__What this task involves__
Are you able to retype all the records below exactly?

__Input for this task__
+++

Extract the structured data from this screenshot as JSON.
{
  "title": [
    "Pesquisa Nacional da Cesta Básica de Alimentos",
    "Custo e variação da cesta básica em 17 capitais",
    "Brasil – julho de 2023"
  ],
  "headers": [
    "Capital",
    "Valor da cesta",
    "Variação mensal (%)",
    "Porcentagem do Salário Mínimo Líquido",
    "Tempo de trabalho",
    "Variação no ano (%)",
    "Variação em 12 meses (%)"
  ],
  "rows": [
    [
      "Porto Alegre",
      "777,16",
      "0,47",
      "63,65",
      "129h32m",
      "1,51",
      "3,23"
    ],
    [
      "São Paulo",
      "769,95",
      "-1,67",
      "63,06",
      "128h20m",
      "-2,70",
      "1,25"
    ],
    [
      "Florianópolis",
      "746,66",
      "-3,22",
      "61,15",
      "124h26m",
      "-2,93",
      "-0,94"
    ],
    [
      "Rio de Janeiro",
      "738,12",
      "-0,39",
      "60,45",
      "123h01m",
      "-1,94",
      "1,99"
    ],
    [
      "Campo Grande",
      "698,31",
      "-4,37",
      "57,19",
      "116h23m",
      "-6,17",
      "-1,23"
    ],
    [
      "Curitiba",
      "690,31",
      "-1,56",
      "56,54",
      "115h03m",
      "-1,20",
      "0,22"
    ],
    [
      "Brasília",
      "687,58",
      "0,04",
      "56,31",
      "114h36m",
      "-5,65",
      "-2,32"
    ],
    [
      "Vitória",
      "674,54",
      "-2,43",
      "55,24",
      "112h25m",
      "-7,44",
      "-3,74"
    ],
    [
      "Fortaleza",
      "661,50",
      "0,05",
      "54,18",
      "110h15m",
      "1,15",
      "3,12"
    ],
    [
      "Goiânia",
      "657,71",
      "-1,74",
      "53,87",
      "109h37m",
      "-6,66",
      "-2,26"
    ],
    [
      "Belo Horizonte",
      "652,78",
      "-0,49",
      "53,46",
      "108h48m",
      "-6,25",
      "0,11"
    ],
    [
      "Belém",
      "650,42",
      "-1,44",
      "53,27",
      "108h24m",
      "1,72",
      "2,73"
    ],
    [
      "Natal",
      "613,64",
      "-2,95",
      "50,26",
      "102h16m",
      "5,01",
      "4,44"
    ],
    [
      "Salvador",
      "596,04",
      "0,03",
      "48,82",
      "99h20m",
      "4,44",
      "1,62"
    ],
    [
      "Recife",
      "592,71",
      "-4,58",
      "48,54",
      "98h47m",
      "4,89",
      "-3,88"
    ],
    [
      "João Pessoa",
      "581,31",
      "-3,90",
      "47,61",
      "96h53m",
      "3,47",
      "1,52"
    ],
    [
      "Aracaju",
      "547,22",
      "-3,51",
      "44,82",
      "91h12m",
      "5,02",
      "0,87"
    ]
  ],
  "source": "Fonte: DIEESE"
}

+++

__Exercise response__
Extract the structured data from this screenshot as JSON.
{
  "title": [
    "Pesquisa Nacional da Cesta Básica de Alimentos",
    "Custo e variação da cesta básica em 17 capitais",
    "Brasil – julho de 2023"
  ],
  "headers": [
    "Capital",
    "Valor da cesta",
    "Variação mensal (%)",
    "Porcentagem do Salário Mínimo Líquido",
    "Tempo de trabalho",
    "Variação no ano (%)",
    "Variação em 12 meses (%)"
  ],
  "rows": [
    [
      "Porto Alegre",
      "777,16",
      "0,47",
      "63,65",
      "129h32m",
      "1,51",
      "3,23"
    ],
    [
      "São Paulo",
      "769,95",
      "-1,67",
      "63,06",
      "128h20m",
      "-2,70",
      "1,25"
    ],
    [
      "Florianópolis",
      "746,66",
      "-3,22",
      "61,15",
      "124h26m",
      "-2,93",
      "-0,94"
    ],
    [
      "Rio de Janeiro",
      "738,12",
      "-0,39",
      "60,45",
      "123h01m",
      "-1,94",
      "1,99"
    ],
    [
      "Campo Grande",
      "698,31",
      "-4,37",
      "57,19",
      "116h23m",
      "-6,17",
      "-1,23"
    ],
    [
      "Curitiba",
      "690,31",
      "-1,56",
      "56,54",
      "115h03m",
      "-1,20",
      "0,22"
    ],
    [
      "Brasília",
      "687,58",
      "0,04",
      "56,31",
      "114h36m",
      "-5,65",
      "-2,32"
    ],
    [
      "Vitória",
      "674,54",
      "-2,43",
      "55,24",
      "112h25m",
      "-7,44",
      "-3,74"
    ],
    [
      "Fortaleza",
      "661,50",
      "0,05",
      "54,18",
      "110h15m",
      "1,15",
      "3,12"
    ],
    [
      "Goiânia",
      "657,71",
      "-1,74",
      "53,87",
      "109h37m",
      "-6,66",
      "-2,26"
    ],
    [
      "Belo Horizonte",
      "652,78",
      "-0,49",
      "53,46",
      "108h48m",
      "-6,25",
      "0,11"
    ],
    [
      "Belém",
      "650,42",
      "-1,44",
      "53,27",
      "108h24m",
      "1,72",
      "2,73"
    ],
    [
      "Natal",
      "613,64",
      "-2,95",
      "50,26",
      "102h16m",
      "5,01",
      "4,44"
    ],
    [
      "Salvador",
      "596,04",
      "0,03",
      "48,82",
      "99h20m",
      "4,44",
      "1,62"
    ],
    [
      "Recife",
      "592,71",
      "-4,58",
      "48,54",
      "98h47m",
      "4,89",
      "-3,88"
    ],
    [
      "João Pessoa",
      "581,31",
      "-3,90",
      "47,61",
      "96h53m",
      "3,47",
      "1,52"
    ],
    [
      "Aracaju",
      "547,22",
      "-3,51",
      "44,82",
      "91h12m",
      "5,02",
      "0,87"
    ]
  ],
  "source": "Fonte: DIEESE"
}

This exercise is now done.